Write every record out again exactly as given.

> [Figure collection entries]
----------------

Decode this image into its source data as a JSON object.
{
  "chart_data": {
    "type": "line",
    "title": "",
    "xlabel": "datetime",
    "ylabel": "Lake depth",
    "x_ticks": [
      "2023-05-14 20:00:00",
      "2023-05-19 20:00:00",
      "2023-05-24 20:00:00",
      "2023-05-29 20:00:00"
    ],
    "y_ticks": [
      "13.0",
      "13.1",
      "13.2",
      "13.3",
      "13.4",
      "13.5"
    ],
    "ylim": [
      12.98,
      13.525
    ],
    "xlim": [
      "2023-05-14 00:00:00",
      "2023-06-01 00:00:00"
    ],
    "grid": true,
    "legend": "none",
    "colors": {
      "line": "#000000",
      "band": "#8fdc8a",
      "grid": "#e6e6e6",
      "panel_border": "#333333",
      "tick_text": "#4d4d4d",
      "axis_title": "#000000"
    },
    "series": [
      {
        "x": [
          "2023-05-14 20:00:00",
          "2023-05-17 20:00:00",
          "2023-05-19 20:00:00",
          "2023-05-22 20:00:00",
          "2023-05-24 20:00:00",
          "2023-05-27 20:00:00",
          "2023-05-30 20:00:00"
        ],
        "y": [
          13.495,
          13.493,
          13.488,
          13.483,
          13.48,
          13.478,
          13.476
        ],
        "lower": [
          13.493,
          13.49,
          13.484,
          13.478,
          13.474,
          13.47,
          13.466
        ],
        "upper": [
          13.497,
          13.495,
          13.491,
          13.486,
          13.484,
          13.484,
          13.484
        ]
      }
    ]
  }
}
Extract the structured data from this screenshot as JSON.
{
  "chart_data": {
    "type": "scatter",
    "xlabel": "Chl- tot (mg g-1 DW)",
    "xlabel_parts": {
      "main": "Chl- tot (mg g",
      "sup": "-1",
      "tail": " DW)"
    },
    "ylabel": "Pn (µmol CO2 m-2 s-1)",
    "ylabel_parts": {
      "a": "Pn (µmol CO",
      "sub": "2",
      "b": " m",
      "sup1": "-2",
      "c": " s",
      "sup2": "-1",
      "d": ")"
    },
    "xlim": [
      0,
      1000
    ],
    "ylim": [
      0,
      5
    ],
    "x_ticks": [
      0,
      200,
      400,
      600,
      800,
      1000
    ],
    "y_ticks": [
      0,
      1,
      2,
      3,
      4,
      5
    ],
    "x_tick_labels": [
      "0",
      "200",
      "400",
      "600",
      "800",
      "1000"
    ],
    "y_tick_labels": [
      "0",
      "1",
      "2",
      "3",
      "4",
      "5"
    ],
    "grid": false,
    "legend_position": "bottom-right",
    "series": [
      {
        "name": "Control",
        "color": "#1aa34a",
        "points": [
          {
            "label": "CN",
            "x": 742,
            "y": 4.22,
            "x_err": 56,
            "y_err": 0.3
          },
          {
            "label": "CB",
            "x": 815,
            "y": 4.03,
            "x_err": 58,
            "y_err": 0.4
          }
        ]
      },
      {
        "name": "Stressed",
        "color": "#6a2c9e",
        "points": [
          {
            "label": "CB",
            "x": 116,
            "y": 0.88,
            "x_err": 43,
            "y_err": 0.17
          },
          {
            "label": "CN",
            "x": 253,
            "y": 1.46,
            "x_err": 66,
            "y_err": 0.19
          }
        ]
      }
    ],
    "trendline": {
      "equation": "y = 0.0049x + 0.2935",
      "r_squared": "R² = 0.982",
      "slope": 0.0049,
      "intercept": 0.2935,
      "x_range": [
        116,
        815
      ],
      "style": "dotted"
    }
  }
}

----------------

> [The completed task]
Decode this image into its source data as a JSON object.
{
  "chart_data": {
    "type": "line",
    "title": "",
    "xlabel": "datetime",
    "ylabel": "Lake depth",
    "x_ticks": [
      "2023-05-14 20:00:00",
      "2023-05-19 20:00:00",
      "2023-05-24 20:00:00",
      "2023-05-29 20:00:00"
    ],
    "y_ticks": [
      "13.0",
      "13.1",
      "13.2",
      "13.3",
      "13.4",
      "13.5"
    ],
    "ylim": [
      12.98,
      13.525
    ],
    "xlim": [
      "2023-05-14 00:00:00",
      "2023-06-01 00:00:00"
    ],
    "grid": true,
    "legend": "none",
    "colors": {
      "line": "#000000",
      "band": "#8fdc8a",
      "grid": "#e6e6e6",
      "panel_border": "#333333",
      "tick_text": "#4d4d4d",
      "axis_title": "#000000"
    },
    "series": [
      {
        "x": [
          "2023-05-14 20:00:00",
          "2023-05-17 20:00:00",
          "2023-05-19 20:00:00",
          "2023-05-22 20:00:00",
          "2023-05-24 20:00:00",
          "2023-05-27 20:00:00",
          "2023-05-30 20:00:00"
        ],
        "y": [
          13.495,
          13.493,
          13.488,
          13.483,
          13.48,
          13.478,
          13.476
        ],
        "lower": [
          13.493,
          13.49,
          13.484,
          13.478,
          13.474,
          13.47,
          13.466
        ],
        "upper": [
          13.497,
          13.495,
          13.491,
          13.486,
          13.484,
          13.484,
          13.484
        ]
      }
    ]
  }
}
Extract the structured data from this screenshot as JSON.
{
  "chart_data": {
    "type": "scatter",
    "xlabel": "Chl- tot (mg g-1 DW)",
    "xlabel_parts": {
      "main": "Chl- tot (mg g",
      "sup": "-1",
      "tail": " DW)"
    },
    "ylabel": "Pn (µmol CO2 m-2 s-1)",
    "ylabel_parts": {
      "a": "Pn (µmol CO",
      "sub": "2",
      "b": " m",
      "sup1": "-2",
      "c": " s",
      "sup2": "-1",
      "d": ")"
    },
    "xlim": [
      0,
      1000
    ],
    "ylim": [
      0,
      5
    ],
    "x_ticks": [
      0,
      200,
      400,
      600,
      800,
      1000
    ],
    "y_ticks": [
      0,
      1,
      2,
      3,
      4,
      5
    ],
    "x_tick_labels": [
      "0",
      "200",
      "400",
      "600",
      "800",
      "1000"
    ],
    "y_tick_labels": [
      "0",
      "1",
      "2",
      "3",
      "4",
      "5"
    ],
    "grid": false,
    "legend_position": "bottom-right",
    "series": [
      {
        "name": "Control",
        "color": "#1aa34a",
        "points": [
          {
            "label": "CN",
            "x": 742,
            "y": 4.22,
            "x_err": 56,
            "y_err": 0.3
          },
          {
            "label": "CB",
            "x": 815,
            "y": 4.03,
            "x_err": 58,
            "y_err": 0.4
          }
        ]
      },
      {
        "name": "Stressed",
        "color": "#6a2c9e",
        "points": [
          {
            "label": "CB",
            "x": 116,
            "y": 0.88,
            "x_err": 43,
            "y_err": 0.17
          },
          {
            "label": "CN",
            "x": 253,
            "y": 1.46,
            "x_err": 66,
            "y_err": 0.19
          }
        ]
      }
    ],
    "trendline": {
      "equation": "y = 0.0049x + 0.2935",
      "r_squared": "R² = 0.982",
      "slope": 0.0049,
      "intercept": 0.2935,
      "x_range": [
        116,
        815
      ],
      "style": "dotted"
    }
  }
}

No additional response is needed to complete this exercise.